--- start ---

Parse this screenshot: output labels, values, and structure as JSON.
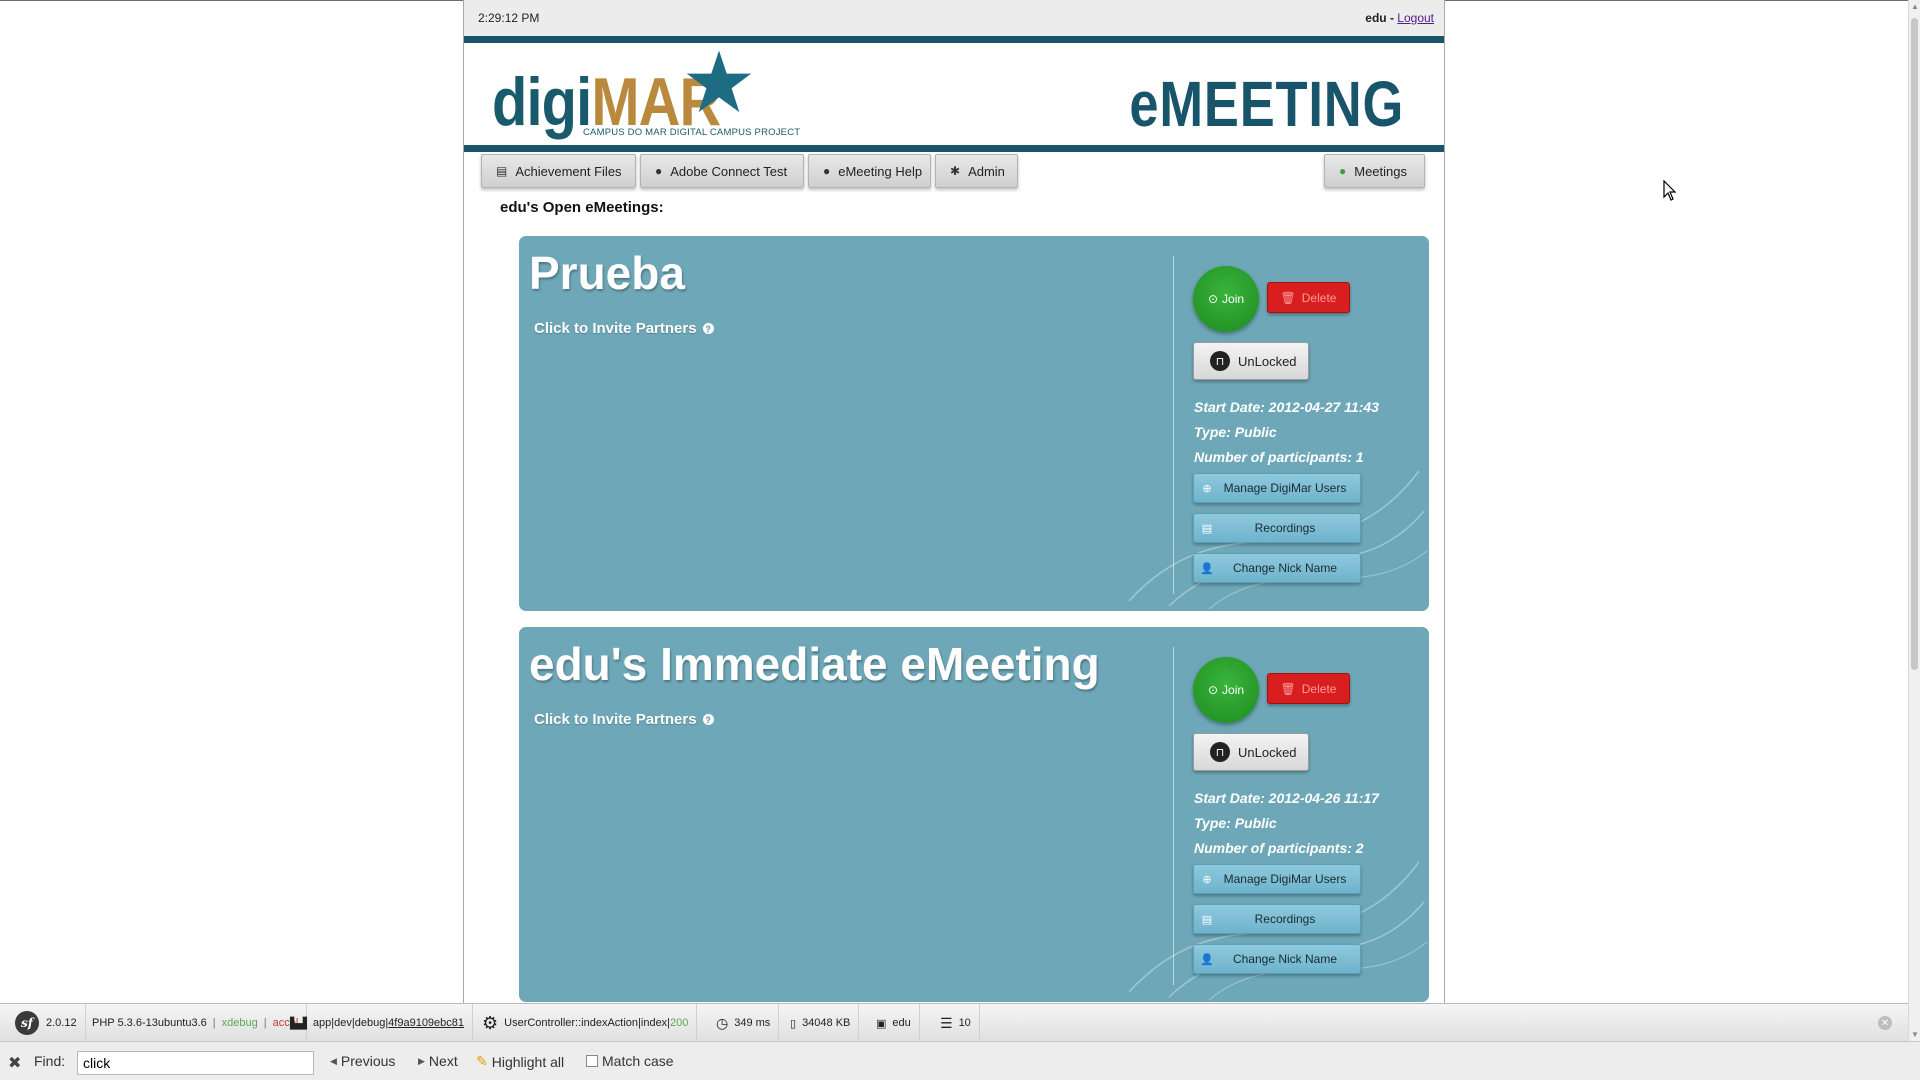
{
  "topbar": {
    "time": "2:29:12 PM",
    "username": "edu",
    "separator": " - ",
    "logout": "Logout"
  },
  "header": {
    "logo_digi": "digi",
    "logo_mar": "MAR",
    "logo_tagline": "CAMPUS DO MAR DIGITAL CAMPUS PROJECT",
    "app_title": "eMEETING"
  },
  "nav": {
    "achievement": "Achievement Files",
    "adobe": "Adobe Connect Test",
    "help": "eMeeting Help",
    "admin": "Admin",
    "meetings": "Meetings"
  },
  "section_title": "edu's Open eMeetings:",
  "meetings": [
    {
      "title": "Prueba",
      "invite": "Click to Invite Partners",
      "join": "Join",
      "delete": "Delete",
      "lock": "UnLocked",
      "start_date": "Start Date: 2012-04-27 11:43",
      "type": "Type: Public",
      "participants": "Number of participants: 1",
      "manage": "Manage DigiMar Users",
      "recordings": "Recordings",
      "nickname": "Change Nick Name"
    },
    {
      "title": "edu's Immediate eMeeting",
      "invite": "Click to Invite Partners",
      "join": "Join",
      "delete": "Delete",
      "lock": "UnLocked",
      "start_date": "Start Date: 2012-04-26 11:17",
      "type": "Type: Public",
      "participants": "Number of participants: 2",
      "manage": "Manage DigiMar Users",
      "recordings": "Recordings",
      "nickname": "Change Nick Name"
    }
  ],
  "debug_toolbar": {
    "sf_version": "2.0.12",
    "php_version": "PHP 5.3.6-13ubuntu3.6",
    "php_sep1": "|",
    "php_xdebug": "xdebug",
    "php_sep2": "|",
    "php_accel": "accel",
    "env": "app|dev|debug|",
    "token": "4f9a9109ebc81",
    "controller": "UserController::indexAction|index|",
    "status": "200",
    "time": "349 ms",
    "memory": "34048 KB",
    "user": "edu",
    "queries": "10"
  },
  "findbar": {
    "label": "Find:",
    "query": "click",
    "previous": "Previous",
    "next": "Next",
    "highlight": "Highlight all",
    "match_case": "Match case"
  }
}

--- end ---
--- start ---

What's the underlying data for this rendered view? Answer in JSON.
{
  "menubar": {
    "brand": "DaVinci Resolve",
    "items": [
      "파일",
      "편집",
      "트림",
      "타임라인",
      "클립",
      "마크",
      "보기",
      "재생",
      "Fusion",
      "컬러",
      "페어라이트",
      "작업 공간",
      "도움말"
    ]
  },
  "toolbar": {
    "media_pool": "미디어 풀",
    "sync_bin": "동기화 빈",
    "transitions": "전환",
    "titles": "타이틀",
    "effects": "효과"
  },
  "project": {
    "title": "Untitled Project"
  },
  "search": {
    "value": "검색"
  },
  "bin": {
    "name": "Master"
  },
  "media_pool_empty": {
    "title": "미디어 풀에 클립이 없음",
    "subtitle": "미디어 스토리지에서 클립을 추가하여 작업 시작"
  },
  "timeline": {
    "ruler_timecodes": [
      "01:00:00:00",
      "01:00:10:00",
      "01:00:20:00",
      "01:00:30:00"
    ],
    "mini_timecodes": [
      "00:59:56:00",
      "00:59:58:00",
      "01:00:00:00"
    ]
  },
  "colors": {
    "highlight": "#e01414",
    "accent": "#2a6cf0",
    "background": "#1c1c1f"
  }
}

--- end ---
--- start ---

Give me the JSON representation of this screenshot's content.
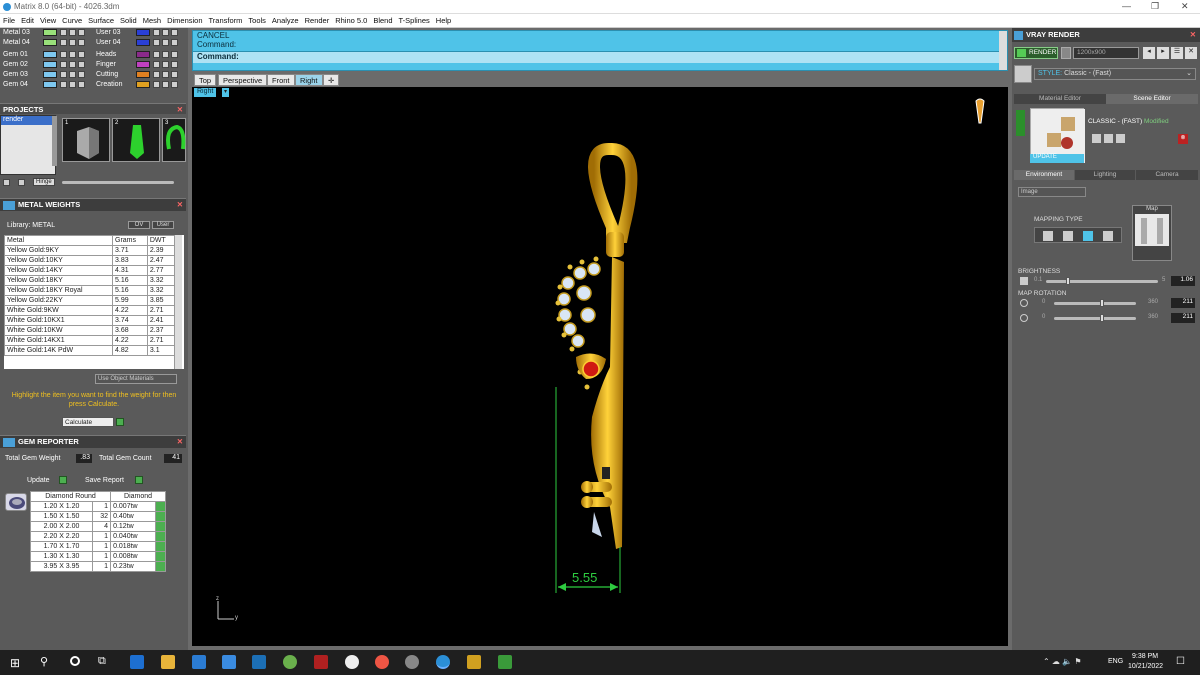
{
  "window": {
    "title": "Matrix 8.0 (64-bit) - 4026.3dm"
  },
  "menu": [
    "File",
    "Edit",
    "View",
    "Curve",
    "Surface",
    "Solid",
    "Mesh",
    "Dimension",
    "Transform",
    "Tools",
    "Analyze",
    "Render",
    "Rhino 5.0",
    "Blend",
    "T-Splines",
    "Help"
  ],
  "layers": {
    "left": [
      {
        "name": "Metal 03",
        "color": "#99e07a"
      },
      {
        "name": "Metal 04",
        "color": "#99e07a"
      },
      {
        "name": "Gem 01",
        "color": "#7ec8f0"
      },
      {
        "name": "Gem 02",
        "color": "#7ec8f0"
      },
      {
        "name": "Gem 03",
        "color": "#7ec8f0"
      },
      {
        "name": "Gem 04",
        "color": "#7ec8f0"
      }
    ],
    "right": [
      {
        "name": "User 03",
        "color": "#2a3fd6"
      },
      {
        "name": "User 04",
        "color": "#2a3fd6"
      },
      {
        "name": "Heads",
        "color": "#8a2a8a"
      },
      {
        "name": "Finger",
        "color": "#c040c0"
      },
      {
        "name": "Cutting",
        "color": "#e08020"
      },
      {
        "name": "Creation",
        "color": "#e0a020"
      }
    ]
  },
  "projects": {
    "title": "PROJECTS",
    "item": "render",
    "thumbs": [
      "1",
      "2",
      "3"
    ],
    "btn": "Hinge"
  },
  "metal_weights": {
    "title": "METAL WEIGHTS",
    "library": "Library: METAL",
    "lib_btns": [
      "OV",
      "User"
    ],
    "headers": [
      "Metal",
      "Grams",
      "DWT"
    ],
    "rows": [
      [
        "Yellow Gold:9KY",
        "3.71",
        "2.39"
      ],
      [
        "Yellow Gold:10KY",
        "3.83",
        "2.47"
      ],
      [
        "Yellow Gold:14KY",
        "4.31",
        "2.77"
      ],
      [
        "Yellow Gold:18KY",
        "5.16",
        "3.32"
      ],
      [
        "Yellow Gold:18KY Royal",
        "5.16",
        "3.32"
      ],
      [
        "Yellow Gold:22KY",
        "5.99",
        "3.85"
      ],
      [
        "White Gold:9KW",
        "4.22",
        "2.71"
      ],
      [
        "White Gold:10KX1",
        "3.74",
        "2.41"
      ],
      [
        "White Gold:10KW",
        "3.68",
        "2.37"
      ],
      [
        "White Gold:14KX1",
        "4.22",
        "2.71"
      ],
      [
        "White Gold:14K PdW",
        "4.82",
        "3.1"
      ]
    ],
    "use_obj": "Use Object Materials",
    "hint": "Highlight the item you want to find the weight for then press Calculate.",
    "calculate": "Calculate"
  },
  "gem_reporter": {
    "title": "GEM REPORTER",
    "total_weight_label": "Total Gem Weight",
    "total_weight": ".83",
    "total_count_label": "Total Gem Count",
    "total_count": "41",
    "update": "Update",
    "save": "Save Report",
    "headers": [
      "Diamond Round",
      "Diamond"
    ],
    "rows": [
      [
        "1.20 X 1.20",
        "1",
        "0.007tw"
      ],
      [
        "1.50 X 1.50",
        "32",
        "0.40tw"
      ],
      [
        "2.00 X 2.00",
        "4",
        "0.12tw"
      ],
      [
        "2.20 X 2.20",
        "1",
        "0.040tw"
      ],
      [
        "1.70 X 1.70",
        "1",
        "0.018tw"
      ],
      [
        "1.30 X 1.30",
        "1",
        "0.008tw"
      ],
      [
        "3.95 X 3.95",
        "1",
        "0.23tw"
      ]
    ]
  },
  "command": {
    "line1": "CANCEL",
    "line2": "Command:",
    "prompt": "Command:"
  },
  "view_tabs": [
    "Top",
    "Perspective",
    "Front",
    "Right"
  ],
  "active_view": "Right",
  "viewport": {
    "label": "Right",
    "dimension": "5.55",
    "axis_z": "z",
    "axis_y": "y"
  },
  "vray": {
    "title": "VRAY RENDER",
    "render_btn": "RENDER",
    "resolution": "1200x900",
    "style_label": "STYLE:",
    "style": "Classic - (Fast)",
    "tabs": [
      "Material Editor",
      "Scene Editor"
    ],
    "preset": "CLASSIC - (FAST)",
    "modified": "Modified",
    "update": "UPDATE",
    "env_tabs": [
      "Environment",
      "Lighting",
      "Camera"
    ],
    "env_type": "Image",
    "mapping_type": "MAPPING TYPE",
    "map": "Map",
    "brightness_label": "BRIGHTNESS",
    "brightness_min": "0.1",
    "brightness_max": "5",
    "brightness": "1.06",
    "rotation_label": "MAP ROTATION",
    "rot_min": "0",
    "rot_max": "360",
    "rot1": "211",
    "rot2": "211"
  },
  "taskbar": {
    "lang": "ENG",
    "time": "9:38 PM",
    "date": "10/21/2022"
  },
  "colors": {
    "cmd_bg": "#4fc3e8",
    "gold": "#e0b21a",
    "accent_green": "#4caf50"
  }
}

--- end ---

Copy every line above in which the string "screenshot" shows up.

Parse this screenshot: output labels, values, and structure as JSON.
Give me the JSON representation of this screenshot's content.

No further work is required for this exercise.